Stored data:
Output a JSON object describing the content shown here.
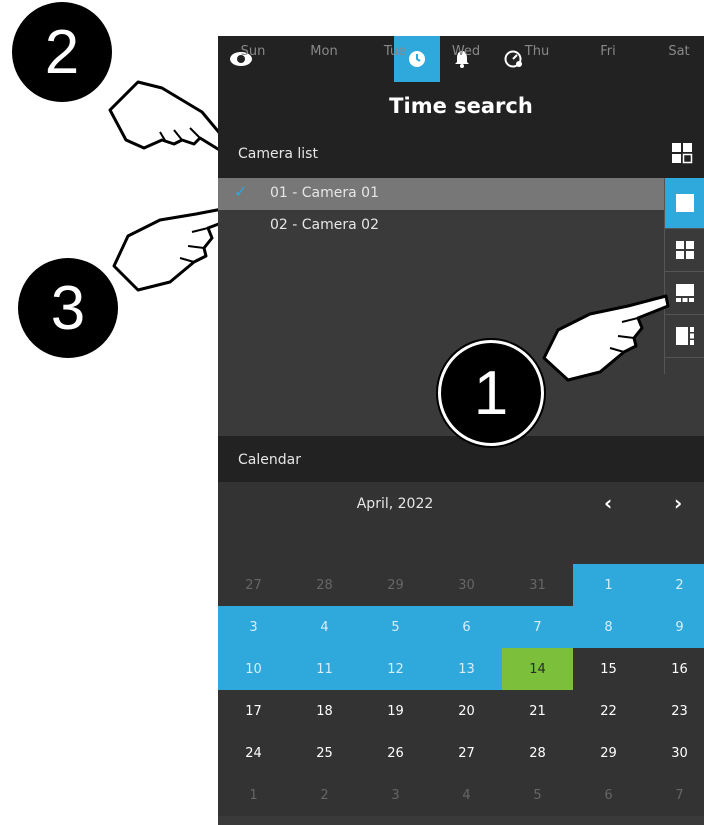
{
  "header": {
    "title": "Time search"
  },
  "camera_list": {
    "label": "Camera list",
    "cameras": [
      {
        "name": "01 - Camera 01",
        "selected": true
      },
      {
        "name": "02 - Camera 02",
        "selected": false
      }
    ]
  },
  "calendar": {
    "label": "Calendar",
    "month": "April, 2022",
    "prev": "‹",
    "next": "›",
    "weekdays": [
      "Sun",
      "Mon",
      "Tue",
      "Wed",
      "Thu",
      "Fri",
      "Sat"
    ],
    "weeks": [
      [
        "27",
        "28",
        "29",
        "30",
        "31",
        "1",
        "2"
      ],
      [
        "3",
        "4",
        "5",
        "6",
        "7",
        "8",
        "9"
      ],
      [
        "10",
        "11",
        "12",
        "13",
        "14",
        "15",
        "16"
      ],
      [
        "17",
        "18",
        "19",
        "20",
        "21",
        "22",
        "23"
      ],
      [
        "24",
        "25",
        "26",
        "27",
        "28",
        "29",
        "30"
      ],
      [
        "1",
        "2",
        "3",
        "4",
        "5",
        "6",
        "7"
      ]
    ],
    "highlighted_range": "1 - 13",
    "today": "14"
  },
  "callouts": {
    "step1": "1",
    "step2": "2",
    "step3": "3"
  },
  "colors": {
    "accent": "#2fa8dc",
    "today": "#7bbf3a",
    "bar": "#222222",
    "panel": "#3a3a3a"
  }
}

**Set problem:** Your task is to reproduce all of the material exactly. The pictures stay out.

**Full output:**
Output a JSON object describing the content shown here.
{
  "header": {
    "title": "Time search"
  },
  "camera_list": {
    "label": "Camera list",
    "cameras": [
      {
        "name": "01 - Camera 01",
        "selected": true
      },
      {
        "name": "02 - Camera 02",
        "selected": false
      }
    ]
  },
  "calendar": {
    "label": "Calendar",
    "month": "April, 2022",
    "prev": "‹",
    "next": "›",
    "weekdays": [
      "Sun",
      "Mon",
      "Tue",
      "Wed",
      "Thu",
      "Fri",
      "Sat"
    ],
    "weeks": [
      [
        "27",
        "28",
        "29",
        "30",
        "31",
        "1",
        "2"
      ],
      [
        "3",
        "4",
        "5",
        "6",
        "7",
        "8",
        "9"
      ],
      [
        "10",
        "11",
        "12",
        "13",
        "14",
        "15",
        "16"
      ],
      [
        "17",
        "18",
        "19",
        "20",
        "21",
        "22",
        "23"
      ],
      [
        "24",
        "25",
        "26",
        "27",
        "28",
        "29",
        "30"
      ],
      [
        "1",
        "2",
        "3",
        "4",
        "5",
        "6",
        "7"
      ]
    ],
    "highlighted_range": "1 - 13",
    "today": "14"
  },
  "callouts": {
    "step1": "1",
    "step2": "2",
    "step3": "3"
  },
  "colors": {
    "accent": "#2fa8dc",
    "today": "#7bbf3a",
    "bar": "#222222",
    "panel": "#3a3a3a"
  }
}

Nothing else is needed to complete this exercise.